Extract each line where the string "JSON" shows up.

(Data records)
:::
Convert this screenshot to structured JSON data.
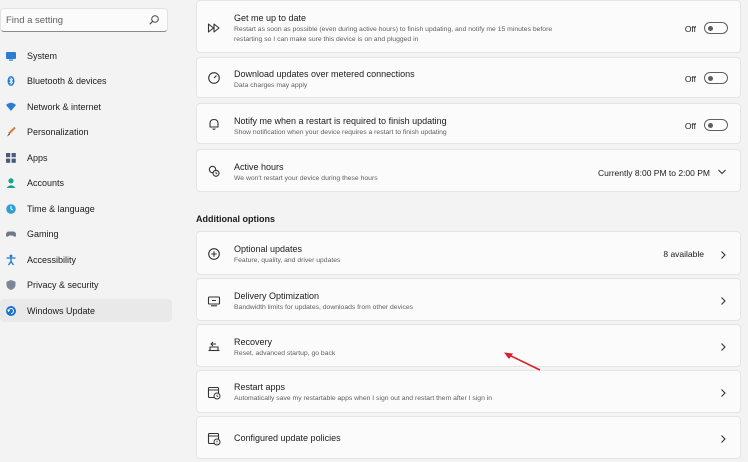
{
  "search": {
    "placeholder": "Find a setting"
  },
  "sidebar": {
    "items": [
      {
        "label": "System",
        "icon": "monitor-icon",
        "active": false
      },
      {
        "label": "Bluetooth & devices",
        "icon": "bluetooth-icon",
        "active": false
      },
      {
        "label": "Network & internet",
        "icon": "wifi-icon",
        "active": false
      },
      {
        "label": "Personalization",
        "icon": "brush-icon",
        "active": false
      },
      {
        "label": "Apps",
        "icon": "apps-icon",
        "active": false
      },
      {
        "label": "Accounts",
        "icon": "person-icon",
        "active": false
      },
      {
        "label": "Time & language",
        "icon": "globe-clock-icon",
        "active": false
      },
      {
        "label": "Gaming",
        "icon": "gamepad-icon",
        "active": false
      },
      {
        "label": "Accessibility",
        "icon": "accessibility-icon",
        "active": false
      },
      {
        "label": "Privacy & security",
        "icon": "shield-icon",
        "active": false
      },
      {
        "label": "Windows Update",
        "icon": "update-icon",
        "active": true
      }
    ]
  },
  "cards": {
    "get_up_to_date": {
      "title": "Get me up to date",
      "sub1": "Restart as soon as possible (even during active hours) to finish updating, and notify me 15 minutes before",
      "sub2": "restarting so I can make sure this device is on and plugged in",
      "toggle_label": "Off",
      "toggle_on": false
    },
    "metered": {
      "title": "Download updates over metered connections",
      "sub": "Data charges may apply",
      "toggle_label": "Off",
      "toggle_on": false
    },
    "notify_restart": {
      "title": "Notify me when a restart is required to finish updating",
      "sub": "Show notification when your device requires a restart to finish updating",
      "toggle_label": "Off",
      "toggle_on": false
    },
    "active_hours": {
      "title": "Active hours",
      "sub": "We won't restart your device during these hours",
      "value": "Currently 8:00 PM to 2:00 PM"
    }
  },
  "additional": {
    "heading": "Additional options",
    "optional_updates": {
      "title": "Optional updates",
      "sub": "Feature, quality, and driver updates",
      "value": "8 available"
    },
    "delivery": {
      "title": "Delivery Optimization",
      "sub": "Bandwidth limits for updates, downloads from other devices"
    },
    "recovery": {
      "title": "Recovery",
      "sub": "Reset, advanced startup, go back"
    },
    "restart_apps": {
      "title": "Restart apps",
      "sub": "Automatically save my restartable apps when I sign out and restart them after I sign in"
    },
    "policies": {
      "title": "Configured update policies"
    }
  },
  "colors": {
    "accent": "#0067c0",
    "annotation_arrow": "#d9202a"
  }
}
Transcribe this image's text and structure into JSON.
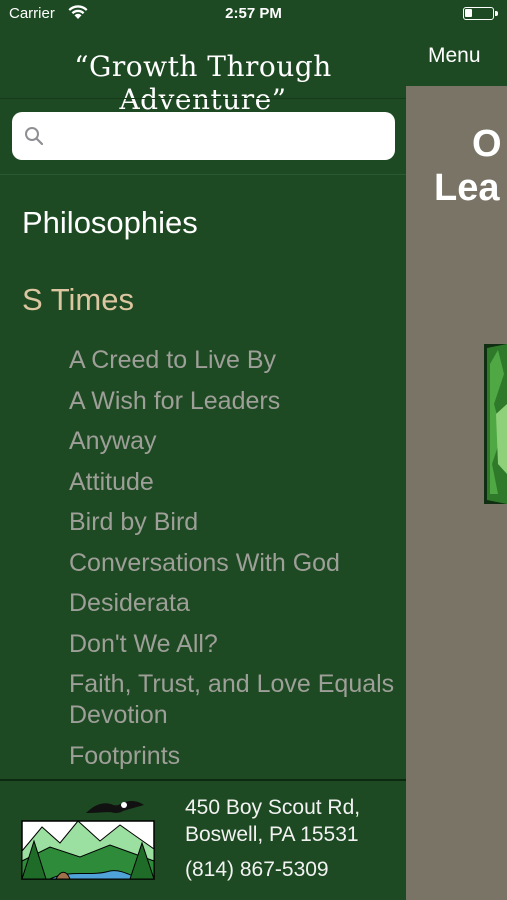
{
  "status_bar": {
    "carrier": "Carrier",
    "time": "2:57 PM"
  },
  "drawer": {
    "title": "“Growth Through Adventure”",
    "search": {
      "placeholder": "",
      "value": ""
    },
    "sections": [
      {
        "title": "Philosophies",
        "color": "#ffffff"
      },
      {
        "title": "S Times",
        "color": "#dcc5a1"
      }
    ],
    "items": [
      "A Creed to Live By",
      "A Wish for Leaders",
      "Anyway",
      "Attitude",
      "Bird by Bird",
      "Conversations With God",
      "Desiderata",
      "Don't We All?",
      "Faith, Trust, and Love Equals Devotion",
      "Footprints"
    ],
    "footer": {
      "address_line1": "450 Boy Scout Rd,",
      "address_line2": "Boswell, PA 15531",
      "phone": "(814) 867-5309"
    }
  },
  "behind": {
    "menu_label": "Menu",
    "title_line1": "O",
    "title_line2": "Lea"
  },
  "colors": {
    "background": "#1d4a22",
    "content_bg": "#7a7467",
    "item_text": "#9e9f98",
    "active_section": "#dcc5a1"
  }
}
:::
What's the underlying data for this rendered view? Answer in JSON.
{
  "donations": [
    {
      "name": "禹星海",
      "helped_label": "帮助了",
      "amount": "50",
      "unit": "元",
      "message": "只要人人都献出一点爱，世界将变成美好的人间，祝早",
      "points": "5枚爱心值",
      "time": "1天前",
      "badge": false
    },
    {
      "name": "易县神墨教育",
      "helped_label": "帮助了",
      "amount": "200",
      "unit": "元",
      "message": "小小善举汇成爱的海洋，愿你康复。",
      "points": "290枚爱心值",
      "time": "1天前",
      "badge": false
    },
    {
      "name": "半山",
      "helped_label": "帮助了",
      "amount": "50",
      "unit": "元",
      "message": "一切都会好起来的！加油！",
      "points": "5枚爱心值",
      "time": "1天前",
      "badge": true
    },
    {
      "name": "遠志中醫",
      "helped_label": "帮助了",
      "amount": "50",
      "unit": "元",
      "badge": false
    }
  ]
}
:::
**Response:**
Convert this screenshot to structured JSON data.
Transcribe this image's text and structure into JSON.
What's the underlying data for this rendered view? Answer in JSON.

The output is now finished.